[TASK DIRECTIONS]
Find the string "عنها" and gather every line that holds it.

____________________

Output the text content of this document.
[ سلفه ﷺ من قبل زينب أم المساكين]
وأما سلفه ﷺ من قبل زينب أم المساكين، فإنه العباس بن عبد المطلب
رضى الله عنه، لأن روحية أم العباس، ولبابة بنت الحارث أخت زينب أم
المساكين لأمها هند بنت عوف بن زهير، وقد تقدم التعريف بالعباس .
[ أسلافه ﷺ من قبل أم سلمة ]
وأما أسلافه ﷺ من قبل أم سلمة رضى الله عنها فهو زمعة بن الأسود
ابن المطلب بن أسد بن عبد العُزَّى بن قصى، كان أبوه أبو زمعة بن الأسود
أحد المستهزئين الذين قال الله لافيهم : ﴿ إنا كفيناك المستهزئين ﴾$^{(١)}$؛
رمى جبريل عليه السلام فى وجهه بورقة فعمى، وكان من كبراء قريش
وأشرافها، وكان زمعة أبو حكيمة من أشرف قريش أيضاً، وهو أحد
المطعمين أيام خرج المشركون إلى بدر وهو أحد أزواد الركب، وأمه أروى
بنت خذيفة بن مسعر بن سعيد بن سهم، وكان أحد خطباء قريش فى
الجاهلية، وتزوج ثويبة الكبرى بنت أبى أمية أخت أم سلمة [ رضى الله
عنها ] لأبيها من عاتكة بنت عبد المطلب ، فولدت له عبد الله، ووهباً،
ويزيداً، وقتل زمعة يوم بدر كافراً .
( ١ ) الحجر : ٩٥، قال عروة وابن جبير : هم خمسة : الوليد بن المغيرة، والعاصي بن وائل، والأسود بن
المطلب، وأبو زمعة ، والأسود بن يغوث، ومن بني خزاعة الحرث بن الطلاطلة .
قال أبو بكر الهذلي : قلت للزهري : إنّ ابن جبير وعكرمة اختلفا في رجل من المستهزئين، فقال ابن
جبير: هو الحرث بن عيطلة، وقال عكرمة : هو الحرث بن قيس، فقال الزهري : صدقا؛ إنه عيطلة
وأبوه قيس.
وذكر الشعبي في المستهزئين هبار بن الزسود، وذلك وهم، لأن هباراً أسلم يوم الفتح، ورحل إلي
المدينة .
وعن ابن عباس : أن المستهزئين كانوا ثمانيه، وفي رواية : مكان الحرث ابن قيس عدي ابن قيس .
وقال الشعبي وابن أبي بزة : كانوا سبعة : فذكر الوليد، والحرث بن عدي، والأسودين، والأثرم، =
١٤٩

____________________

[COMPLETE RESPONSE]
وأما أسلافه ﷺ من قبل أم سلمة رضى الله عنها فهو زمعة بن الأسود
عنها ] لأبيها من عاتكة بنت عبد المطلب ، فولدت له عبد الله، ووهباً،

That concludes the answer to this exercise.